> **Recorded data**
● ● ●
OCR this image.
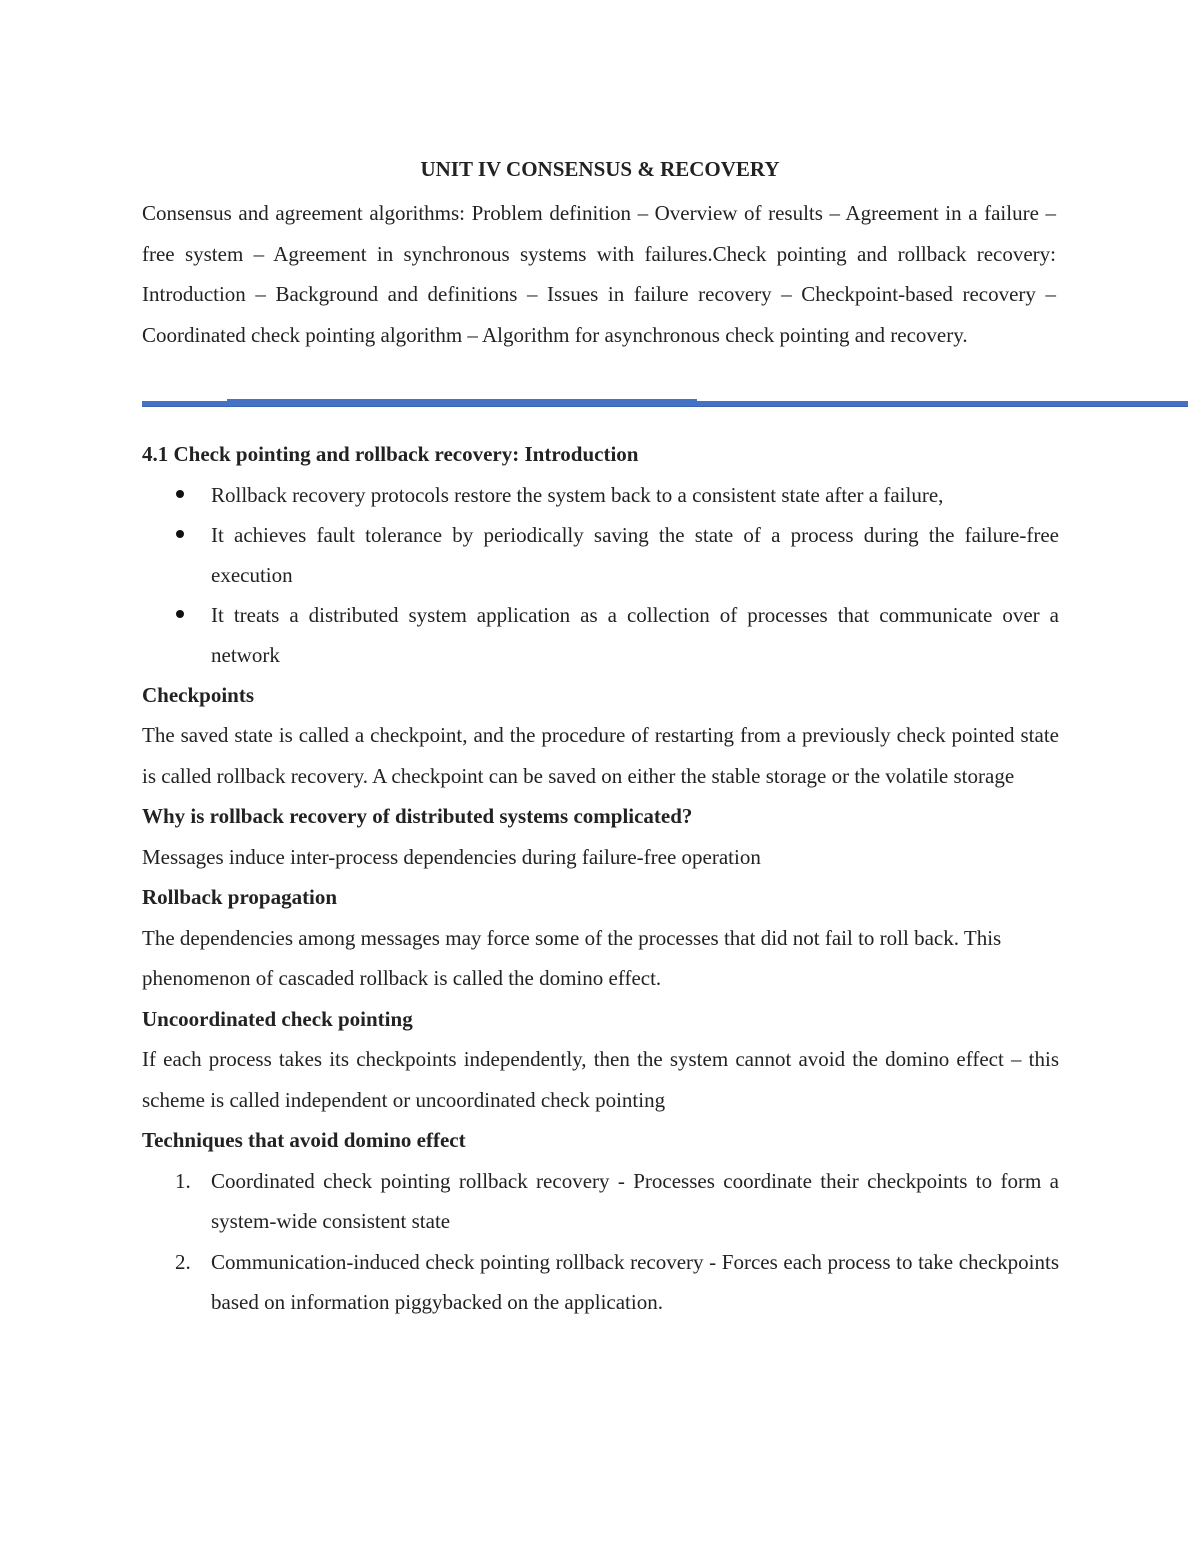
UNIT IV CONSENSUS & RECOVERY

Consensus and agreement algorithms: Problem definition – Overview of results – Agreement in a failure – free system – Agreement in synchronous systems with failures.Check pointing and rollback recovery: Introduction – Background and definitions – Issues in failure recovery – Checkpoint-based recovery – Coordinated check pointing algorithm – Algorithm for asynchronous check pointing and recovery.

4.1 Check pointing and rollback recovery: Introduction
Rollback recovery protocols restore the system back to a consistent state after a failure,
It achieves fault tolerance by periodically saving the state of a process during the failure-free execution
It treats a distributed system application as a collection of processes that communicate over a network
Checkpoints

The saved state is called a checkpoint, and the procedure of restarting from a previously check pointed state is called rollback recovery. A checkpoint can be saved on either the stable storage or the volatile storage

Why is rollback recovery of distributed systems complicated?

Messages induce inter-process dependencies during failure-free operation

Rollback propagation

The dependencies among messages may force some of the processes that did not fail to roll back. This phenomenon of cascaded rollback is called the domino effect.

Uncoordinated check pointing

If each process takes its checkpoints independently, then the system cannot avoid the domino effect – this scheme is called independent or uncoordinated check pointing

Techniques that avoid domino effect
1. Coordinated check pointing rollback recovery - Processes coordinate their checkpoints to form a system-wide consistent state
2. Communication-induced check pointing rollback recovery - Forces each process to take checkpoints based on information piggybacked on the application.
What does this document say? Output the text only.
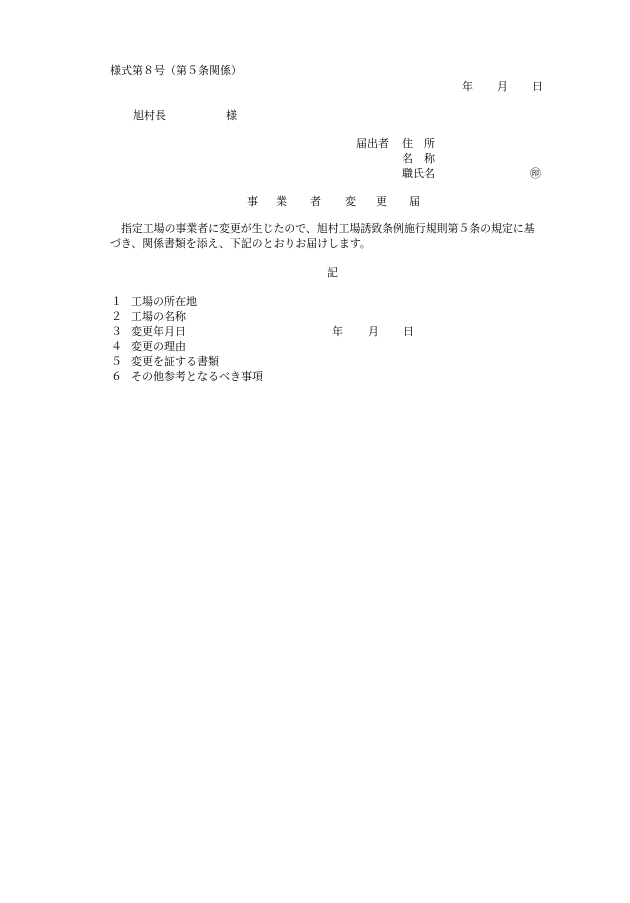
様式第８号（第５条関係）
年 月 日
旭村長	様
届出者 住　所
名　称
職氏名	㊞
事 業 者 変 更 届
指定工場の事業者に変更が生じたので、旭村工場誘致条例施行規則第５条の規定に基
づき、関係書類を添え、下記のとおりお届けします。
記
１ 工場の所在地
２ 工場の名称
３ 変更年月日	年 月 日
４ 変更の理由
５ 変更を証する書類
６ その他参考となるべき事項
● ● ●
> **Problem**
Repeat the records above exactly, omitting every picture.

> **Reply to the task**
OCR this image.
UNIT IV CONSENSUS & RECOVERY

Consensus and agreement algorithms: Problem definition – Overview of results – Agreement in a failure – free system – Agreement in synchronous systems with failures.Check pointing and rollback recovery: Introduction – Background and definitions – Issues in failure recovery – Checkpoint-based recovery – Coordinated check pointing algorithm – Algorithm for asynchronous check pointing and recovery.

4.1 Check pointing and rollback recovery: Introduction
Rollback recovery protocols restore the system back to a consistent state after a failure,
It achieves fault tolerance by periodically saving the state of a process during the failure-free execution
It treats a distributed system application as a collection of processes that communicate over a network
Checkpoints

The saved state is called a checkpoint, and the procedure of restarting from a previously check pointed state is called rollback recovery. A checkpoint can be saved on either the stable storage or the volatile storage

Why is rollback recovery of distributed systems complicated?

Messages induce inter-process dependencies during failure-free operation

Rollback propagation

The dependencies among messages may force some of the processes that did not fail to roll back. This phenomenon of cascaded rollback is called the domino effect.

Uncoordinated check pointing

If each process takes its checkpoints independently, then the system cannot avoid the domino effect – this scheme is called independent or uncoordinated check pointing

Techniques that avoid domino effect
1. Coordinated check pointing rollback recovery - Processes coordinate their checkpoints to form a system-wide consistent state
2. Communication-induced check pointing rollback recovery - Forces each process to take checkpoints based on information piggybacked on the application.
What does this document say? Output the text only.
様式第８号（第５条関係）
年 月 日
旭村長	様
届出者 住　所
名　称
職氏名	㊞
事 業 者 変 更 届
指定工場の事業者に変更が生じたので、旭村工場誘致条例施行規則第５条の規定に基
づき、関係書類を添え、下記のとおりお届けします。
記
１ 工場の所在地
２ 工場の名称
３ 変更年月日	年 月 日
４ 変更の理由
５ 変更を証する書類
６ その他参考となるべき事項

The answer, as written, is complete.